Perguntas a responder:
**a.** Indique se cada afirmação abaixo está de acordo com o trecho fornecido. Responda sim ou não e cite literalmente as palavras do trecho que decidem a questão.
(i) A agressão ocorreu em maio de 2022, em Paranaíba.
(ii) A defesa pediu, de forma subsidiária, a desclassificação para a modalidade culposa.
(iii) A vítima sofreu uma fratura na perna.
**b.** Apresente a parte do trecho fornecido que começa nas palavras "Os réus haviam" e termina após "cirurgia e internação.", renomeando "relator" como "magistrado".
**c.** Liste todas as iniciais separadas por pontos que identificam pessoas no trecho fornecido.

Trecho fornecido:
════════════════
Campo Grande/MS, 16 de outubro de 2025.
Por redaçã0.
2ª Câmara Criminal rejeitou alegações de legítima defesa e desclassificação para lesão culposa, mantendo penas de reclusão impostas a A.C.R. e R.P.L.
A 2ª Câmara Criminal, sob relatoria do juiz convocado Alexandre Corrêa Leite, manteve a condenação de A.C.R. e R.P.L. pelo crime de lesão corporal de natureza grave, decorrente de agressão cometida contra A.F.F. em maio de 2022, na cidade de Paranaíba.
Os réus haviam sido condenados, respectivamente, a 1 ano e 6 meses de reclusão, em regime semiaberto, e 1 ano de reclusão, em regime aberto, com sursis. A defesa buscava a absolvição, sustentando legítima defesa, ou, de forma subsidiária, a desclassificação para a modalidade culposa. Também pediu a retirada da valoração negativa dos antecedentes e a readequação das penas.
O relator afastou todas as teses defensivas. Segundo ele, as provas, incluindo depoimentos da vítima e laudos periciais, demonstram que os acusados atuaram em conjunto e de forma desproporcional, causando fratura no braço do ofendido, que precisou de cirurgia e internação.
════════════════
Dados fornecidos:

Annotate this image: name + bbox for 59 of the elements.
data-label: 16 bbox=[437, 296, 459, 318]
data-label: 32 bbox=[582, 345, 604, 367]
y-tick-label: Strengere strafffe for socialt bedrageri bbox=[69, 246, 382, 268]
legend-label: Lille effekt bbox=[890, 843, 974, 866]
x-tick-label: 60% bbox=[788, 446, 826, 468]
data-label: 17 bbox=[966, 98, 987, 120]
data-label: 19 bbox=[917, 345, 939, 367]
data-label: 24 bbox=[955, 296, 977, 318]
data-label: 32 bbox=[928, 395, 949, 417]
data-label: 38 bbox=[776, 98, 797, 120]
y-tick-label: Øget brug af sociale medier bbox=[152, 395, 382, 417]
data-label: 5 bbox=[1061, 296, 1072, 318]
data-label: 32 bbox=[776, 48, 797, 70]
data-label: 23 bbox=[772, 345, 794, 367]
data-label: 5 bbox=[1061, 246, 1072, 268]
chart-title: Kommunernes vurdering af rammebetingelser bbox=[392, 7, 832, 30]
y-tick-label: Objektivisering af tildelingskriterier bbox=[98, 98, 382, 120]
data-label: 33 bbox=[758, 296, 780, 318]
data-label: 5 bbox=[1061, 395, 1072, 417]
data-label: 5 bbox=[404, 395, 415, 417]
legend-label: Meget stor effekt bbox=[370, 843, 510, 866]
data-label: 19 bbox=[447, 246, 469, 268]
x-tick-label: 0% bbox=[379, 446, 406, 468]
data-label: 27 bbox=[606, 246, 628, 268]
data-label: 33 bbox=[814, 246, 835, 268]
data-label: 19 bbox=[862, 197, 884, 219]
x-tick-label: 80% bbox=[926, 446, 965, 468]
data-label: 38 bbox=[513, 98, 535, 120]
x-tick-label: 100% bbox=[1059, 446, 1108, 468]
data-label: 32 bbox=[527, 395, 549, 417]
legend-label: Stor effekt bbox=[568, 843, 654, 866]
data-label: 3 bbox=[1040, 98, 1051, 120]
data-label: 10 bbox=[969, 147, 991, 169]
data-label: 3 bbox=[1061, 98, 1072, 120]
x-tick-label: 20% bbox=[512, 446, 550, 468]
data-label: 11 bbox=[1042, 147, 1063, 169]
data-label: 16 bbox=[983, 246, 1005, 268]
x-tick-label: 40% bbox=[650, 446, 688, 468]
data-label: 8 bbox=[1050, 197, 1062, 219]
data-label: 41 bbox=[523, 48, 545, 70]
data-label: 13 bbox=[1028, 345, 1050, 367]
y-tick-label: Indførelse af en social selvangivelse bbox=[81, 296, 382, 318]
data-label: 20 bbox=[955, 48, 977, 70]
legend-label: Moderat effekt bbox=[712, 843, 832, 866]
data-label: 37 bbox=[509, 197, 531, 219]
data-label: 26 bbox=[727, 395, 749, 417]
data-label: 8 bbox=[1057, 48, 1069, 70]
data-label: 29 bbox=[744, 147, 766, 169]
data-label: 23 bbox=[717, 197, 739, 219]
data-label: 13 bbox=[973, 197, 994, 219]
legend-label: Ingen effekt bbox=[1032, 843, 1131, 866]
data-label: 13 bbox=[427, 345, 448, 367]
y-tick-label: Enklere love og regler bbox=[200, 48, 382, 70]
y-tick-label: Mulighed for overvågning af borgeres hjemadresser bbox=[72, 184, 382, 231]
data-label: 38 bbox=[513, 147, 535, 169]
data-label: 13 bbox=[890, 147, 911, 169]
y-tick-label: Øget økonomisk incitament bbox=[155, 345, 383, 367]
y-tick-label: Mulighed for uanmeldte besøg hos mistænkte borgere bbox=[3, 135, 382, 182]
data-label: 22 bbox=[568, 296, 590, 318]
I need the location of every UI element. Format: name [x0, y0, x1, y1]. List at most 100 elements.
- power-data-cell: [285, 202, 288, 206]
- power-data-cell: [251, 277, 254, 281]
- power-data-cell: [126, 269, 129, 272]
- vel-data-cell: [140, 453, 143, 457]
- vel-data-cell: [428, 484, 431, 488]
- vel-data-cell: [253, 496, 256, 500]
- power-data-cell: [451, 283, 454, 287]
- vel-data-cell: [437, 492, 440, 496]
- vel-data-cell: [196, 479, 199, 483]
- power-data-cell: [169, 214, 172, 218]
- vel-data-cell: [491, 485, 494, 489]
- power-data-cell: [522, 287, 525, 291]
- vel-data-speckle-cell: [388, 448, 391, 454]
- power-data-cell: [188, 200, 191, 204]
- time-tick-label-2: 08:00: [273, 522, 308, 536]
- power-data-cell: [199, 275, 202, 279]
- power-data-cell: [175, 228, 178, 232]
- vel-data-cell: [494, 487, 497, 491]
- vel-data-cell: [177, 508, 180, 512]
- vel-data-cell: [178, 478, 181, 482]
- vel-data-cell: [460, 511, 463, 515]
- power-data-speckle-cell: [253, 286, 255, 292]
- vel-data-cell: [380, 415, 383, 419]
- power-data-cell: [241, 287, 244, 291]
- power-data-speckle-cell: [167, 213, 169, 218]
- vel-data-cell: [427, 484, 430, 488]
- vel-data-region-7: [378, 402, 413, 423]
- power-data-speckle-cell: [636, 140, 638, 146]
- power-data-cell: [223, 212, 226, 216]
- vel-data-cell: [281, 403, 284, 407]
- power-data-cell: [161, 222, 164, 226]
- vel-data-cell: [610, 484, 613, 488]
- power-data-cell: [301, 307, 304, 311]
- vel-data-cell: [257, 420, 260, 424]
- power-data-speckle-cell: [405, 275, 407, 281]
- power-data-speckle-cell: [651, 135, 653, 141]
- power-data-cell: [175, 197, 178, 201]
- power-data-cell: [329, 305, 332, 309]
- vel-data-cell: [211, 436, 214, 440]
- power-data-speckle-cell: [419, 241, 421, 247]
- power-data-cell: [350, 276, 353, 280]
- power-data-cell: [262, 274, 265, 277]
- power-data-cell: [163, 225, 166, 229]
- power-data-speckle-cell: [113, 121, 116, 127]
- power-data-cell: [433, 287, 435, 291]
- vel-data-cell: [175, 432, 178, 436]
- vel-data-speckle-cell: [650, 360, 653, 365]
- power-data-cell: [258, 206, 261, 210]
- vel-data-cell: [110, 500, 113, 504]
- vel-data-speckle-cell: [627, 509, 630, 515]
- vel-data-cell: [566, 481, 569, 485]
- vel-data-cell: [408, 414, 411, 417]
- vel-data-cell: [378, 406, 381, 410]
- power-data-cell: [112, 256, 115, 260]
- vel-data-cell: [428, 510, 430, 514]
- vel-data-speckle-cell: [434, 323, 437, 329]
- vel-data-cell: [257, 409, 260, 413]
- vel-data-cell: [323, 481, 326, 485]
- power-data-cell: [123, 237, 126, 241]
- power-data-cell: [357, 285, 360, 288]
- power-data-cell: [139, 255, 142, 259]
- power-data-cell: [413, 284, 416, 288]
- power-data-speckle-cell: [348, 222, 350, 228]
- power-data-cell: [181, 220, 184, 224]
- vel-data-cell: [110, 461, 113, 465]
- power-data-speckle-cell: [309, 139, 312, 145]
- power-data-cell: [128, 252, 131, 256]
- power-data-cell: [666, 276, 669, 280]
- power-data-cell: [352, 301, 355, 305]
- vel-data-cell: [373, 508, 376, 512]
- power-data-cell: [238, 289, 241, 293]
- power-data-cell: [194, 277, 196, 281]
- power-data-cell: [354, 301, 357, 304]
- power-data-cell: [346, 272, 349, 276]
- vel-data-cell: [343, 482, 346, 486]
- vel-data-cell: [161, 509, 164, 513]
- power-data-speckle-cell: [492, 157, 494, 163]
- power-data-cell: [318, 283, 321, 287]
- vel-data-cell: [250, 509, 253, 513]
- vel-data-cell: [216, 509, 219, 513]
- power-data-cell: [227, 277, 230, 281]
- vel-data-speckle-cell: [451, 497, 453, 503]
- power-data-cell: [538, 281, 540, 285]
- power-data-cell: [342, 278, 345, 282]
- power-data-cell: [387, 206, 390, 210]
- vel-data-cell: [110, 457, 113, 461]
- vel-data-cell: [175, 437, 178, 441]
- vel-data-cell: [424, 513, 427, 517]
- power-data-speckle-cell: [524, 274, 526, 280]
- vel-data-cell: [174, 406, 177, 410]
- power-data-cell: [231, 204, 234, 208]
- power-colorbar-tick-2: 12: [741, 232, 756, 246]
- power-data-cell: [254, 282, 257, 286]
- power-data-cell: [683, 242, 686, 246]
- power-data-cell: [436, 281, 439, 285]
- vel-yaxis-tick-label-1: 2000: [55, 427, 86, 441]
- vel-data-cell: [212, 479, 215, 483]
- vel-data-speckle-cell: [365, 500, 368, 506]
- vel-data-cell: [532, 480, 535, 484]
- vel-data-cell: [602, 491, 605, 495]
════════════════
Respostas em ordem:
**a.**
(i) Sim: "em maio de 2022, na cidade de Paranaíba".
(ii) Sim: "ou, de forma subsidiária, a desclassificação para a modalidade culposa".
(iii) Não: "causando fratura no braço do ofendido".

**b.**
Os réus haviam sido condenados, respectivamente, a 1 ano e 6 meses de reclusão, em regime semiaberto, e 1 ano de reclusão, em regime aberto, com sursis. A defesa buscava a absolvição, sustentando legítima defesa, ou, de forma subsidiária, a desclassificação para a modalidade culposa. Também pediu a retirada da valoração negativa dos antecedentes e a readequação das penas.
O magistrado afastou todas as teses defensivas. Segundo ele, as provas, incluindo depoimentos da vítima e laudos periciais, demonstram que os acusados atuaram em conjunto e de forma desproporcional, causando fratura no braço do ofendido, que precisou de cirurgia e internação.

**c.** A.C.R., R.P.L., A.F.F.